*Exercise description:*
In the entries below, find every line with "screenshot" and copy it.

*Entries:*
────────────────

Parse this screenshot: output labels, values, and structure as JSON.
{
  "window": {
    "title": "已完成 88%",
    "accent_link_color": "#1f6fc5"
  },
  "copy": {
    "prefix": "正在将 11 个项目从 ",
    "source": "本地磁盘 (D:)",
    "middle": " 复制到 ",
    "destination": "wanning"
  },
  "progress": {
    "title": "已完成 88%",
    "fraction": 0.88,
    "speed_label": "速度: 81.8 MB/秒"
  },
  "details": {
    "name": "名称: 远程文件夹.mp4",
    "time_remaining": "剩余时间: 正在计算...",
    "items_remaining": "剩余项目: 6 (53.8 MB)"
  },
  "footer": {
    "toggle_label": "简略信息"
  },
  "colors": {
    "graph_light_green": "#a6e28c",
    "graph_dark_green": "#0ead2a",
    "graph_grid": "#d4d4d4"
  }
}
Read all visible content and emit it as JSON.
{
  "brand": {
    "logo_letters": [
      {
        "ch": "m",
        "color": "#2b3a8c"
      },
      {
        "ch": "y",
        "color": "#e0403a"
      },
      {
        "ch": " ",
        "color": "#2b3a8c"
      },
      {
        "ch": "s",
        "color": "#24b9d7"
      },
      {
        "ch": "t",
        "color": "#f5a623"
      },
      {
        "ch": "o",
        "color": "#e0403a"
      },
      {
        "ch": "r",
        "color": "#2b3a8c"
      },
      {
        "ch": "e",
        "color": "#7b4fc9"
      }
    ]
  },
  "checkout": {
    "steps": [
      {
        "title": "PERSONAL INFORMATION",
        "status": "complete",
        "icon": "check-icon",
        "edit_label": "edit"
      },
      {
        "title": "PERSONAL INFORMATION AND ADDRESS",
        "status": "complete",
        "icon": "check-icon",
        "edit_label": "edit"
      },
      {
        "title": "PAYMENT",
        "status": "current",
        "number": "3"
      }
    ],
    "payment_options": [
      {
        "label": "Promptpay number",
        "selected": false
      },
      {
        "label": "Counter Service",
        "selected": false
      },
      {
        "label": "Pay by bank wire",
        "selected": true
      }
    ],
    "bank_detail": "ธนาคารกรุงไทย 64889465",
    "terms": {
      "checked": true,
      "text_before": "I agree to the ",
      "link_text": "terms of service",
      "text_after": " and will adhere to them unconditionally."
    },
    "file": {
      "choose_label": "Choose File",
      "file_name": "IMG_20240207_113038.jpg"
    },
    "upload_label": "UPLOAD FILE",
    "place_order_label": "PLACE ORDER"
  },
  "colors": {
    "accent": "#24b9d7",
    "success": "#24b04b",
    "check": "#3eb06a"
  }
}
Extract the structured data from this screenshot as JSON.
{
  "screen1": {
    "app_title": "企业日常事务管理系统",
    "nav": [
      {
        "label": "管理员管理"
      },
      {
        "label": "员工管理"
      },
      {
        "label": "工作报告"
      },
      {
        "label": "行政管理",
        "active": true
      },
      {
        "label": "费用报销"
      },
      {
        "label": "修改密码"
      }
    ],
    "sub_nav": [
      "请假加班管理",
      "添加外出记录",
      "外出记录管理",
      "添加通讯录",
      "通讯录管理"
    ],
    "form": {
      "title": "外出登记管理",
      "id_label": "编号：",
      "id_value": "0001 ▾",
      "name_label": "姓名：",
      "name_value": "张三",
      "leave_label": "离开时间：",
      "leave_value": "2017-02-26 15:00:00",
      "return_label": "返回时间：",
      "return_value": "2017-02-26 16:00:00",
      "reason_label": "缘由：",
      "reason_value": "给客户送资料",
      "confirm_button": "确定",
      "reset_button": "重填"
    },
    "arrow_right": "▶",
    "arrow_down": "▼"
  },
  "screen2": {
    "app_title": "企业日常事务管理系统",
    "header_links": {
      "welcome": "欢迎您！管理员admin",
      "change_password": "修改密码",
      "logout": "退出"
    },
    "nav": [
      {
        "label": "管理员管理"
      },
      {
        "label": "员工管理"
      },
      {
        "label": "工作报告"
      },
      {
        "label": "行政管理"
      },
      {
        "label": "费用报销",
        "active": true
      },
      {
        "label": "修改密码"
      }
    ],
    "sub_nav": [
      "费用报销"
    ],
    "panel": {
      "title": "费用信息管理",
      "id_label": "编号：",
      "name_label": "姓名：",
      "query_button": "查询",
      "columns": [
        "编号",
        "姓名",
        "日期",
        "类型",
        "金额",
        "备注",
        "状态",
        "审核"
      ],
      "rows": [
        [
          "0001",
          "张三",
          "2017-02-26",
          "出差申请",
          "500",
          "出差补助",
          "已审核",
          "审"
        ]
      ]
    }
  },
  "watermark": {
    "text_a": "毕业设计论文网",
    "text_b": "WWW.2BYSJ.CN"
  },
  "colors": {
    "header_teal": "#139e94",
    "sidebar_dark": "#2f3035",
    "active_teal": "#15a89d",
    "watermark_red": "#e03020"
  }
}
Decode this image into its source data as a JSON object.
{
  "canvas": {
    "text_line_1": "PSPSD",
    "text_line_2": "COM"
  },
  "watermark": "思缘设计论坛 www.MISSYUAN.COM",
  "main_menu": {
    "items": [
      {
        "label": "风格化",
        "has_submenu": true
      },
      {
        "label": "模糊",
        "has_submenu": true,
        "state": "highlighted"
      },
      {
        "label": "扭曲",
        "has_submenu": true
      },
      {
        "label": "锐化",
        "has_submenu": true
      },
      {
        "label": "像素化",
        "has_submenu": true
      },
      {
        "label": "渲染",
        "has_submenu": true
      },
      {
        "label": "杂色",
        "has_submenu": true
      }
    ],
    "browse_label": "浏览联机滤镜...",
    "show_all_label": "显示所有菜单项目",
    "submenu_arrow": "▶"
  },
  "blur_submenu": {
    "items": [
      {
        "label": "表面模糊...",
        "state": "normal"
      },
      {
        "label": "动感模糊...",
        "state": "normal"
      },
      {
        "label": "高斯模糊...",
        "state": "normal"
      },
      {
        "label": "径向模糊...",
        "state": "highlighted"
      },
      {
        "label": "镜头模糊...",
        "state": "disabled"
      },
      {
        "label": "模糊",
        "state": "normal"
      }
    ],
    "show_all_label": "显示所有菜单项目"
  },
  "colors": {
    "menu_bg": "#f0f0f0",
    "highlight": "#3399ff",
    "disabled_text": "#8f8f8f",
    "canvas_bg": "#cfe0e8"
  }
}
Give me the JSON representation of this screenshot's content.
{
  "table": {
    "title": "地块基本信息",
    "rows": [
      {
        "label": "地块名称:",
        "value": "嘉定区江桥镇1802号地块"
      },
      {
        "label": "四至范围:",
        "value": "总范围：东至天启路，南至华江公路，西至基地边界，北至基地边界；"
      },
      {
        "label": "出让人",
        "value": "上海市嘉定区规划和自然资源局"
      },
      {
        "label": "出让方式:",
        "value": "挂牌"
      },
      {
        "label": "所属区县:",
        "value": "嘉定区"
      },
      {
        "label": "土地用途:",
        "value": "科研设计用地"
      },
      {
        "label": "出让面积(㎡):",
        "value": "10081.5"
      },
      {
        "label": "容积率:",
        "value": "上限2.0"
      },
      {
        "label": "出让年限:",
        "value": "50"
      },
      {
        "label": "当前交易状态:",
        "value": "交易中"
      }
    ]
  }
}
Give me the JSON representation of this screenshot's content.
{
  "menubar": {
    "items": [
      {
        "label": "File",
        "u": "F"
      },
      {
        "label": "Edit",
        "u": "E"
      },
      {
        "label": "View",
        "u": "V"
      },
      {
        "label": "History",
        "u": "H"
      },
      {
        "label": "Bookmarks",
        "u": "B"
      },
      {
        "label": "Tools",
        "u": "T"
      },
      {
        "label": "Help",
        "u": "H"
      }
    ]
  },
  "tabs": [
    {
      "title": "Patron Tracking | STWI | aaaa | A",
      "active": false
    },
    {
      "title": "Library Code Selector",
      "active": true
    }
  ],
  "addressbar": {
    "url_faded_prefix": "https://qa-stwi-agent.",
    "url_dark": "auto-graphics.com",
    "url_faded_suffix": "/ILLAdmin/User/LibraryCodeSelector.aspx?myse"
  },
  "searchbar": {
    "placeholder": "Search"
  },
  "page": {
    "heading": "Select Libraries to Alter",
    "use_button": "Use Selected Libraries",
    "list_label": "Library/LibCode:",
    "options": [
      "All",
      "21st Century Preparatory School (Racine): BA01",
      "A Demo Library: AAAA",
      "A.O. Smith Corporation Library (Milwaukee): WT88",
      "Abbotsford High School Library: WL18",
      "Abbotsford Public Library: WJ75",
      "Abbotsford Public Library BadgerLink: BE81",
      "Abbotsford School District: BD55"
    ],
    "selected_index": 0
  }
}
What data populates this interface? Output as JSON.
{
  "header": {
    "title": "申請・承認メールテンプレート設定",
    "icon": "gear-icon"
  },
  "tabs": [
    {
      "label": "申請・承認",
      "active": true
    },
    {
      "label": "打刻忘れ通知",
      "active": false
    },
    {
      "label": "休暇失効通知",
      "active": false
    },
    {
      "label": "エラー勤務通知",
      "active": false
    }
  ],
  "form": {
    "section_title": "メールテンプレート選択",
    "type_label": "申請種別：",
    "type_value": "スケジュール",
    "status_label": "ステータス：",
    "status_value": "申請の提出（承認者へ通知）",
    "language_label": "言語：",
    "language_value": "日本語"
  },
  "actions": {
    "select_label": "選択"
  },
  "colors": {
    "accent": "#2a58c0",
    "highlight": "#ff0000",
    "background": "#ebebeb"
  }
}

────────────────

*Correct answer:*
Parse this screenshot: output labels, values, and structure as JSON.
Extract the structured data from this screenshot as JSON.
Give me the JSON representation of this screenshot's content.
Give me the JSON representation of this screenshot's content.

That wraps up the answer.